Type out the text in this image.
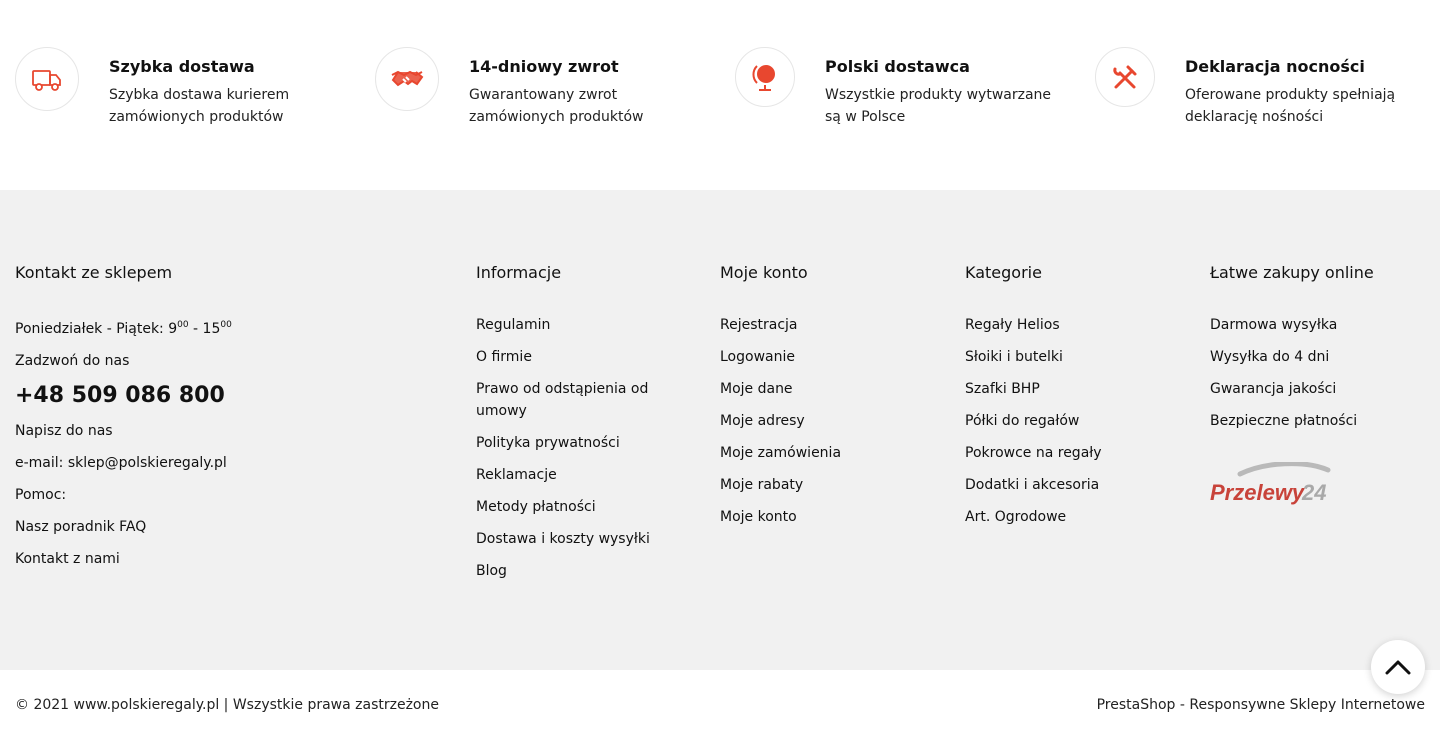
Szybka dostawa
Szybka dostawa kurierem zamówionych produktów
14-dniowy zwrot
Gwarantowany zwrot zamówionych produktów
Polski dostawca
Wszystkie produkty wytwarzane są w Polsce
Deklaracja nocności
Oferowane produkty spełniają deklarację nośności
Kontakt ze sklepem
Poniedziałek - Piątek: $9^{00} - 15^{00}$
Zadzwoń do nas
+48 509 086 800
Napisz do nas
e-mail: sklep@polskieregaly.pl
Pomoc:
Nasz poradnik FAQ
Kontakt z nami
Informacje
Regulamin
O firmie
Prawo od odstąpienia od umowy
Polityka prywatności
Reklamacje
Metody płatności
Dostawa i koszty wysyłki
Blog
Moje konto
Rejestracja
Logowanie
Moje dane
Moje adresy
Moje zamówienia
Moje rabaty
Moje konto
Kategorie
Regały Helios
Słoiki i butelki
Szafki BHP
Półki do regałów
Pokrowce na regały
Dodatki i akcesoria
Art. Ogrodowe
Łatwe zakupy online
Darmowa wysyłka
Wysyłka do 4 dni
Gwarancja jakości
Bezpieczne płatności
Przelewy
24
© 2021 www.polskieregaly.pl | Wszystkie prawa zastrzeżone	PrestaShop - Responsywne Sklepy Internetowe
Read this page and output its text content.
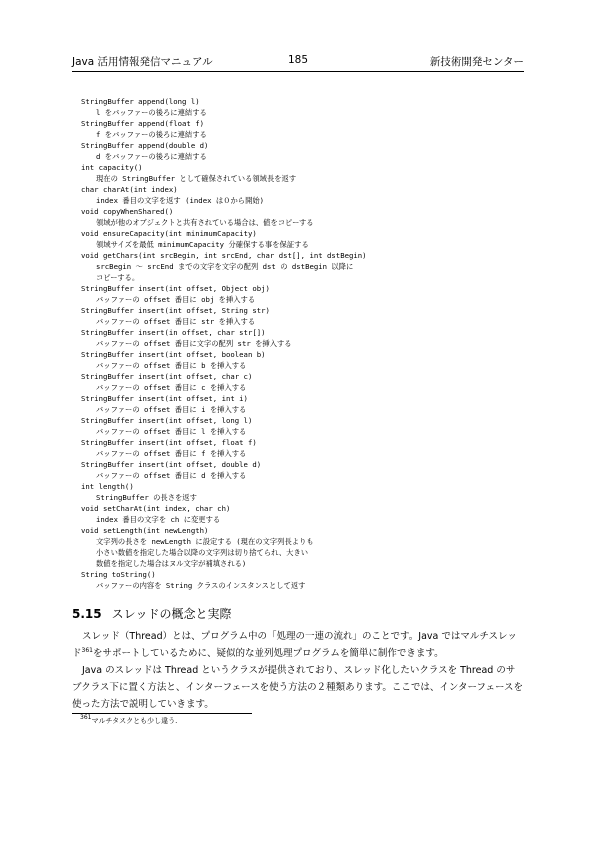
Java 活用情報発信マニュアル	185	新技術開発センター
StringBuffer append(long l)
l をバッファーの後ろに連結する
StringBuffer append(float f)
f をバッファーの後ろに連結する
StringBuffer append(double d)
d をバッファーの後ろに連結する
int capacity()
現在の StringBuffer として確保されている領域長を返す
char charAt(int index)
index 番目の文字を返す (index は０から開始)
void copyWhenShared()
領域が他のオブジェクトと共有されている場合は、値をコピーする
void ensureCapacity(int minimumCapacity)
領域サイズを最低 minimumCapacity 分確保する事を保証する
void getChars(int srcBegin, int srcEnd, char dst[], int dstBegin)
srcBegin 〜 srcEnd までの文字を文字の配列 dst の dstBegin 以降に
コピーする。
StringBuffer insert(int offset, Object obj)
バッファーの offset 番目に obj を挿入する
StringBuffer insert(int offset, String str)
バッファーの offset 番目に str を挿入する
StringBuffer insert(in offset, char str[])
バッファーの offset 番目に文字の配列 str を挿入する
StringBuffer insert(int offset, boolean b)
バッファーの offset 番目に b を挿入する
StringBuffer insert(int offset, char c)
バッファーの offset 番目に c を挿入する
StringBuffer insert(int offset, int i)
バッファーの offset 番目に i を挿入する
StringBuffer insert(int offset, long l)
バッファーの offset 番目に l を挿入する
StringBuffer insert(int offset, float f)
バッファーの offset 番目に f を挿入する
StringBuffer insert(int offset, double d)
バッファーの offset 番目に d を挿入する
int length()
StringBuffer の長さを返す
void setCharAt(int index, char ch)
index 番目の文字を ch に変更する
void setLength(int newLength)
文字列の長さを newLength に設定する (現在の文字列長よりも
小さい数値を指定した場合以降の文字列は切り捨てられ、大きい
数値を指定した場合はヌル文字が補填される)
String toString()
バッファーの内容を String クラスのインスタンスとして返す
5.15 スレッドの概念と実際

スレッド（Thread）とは、プログラム中の「処理の一連の流れ」のことです。Java ではマルチスレッド$^{361}$をサポートしているために、疑似的な並列処理プログラムを簡単に制作できます。

Java のスレッドは Thread というクラスが提供されており、スレッド化したいクラスを Thread のサブクラス下に置く方法と、インターフェースを使う方法の２種類あります。ここでは、インターフェースを使った方法で説明していきます。

$^{361}$マルチタスクとも少し違う.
-*-*-
Requirements: Within the entries above, how many lines contain "void"? Respond with the number only.

Response for this exercise: 5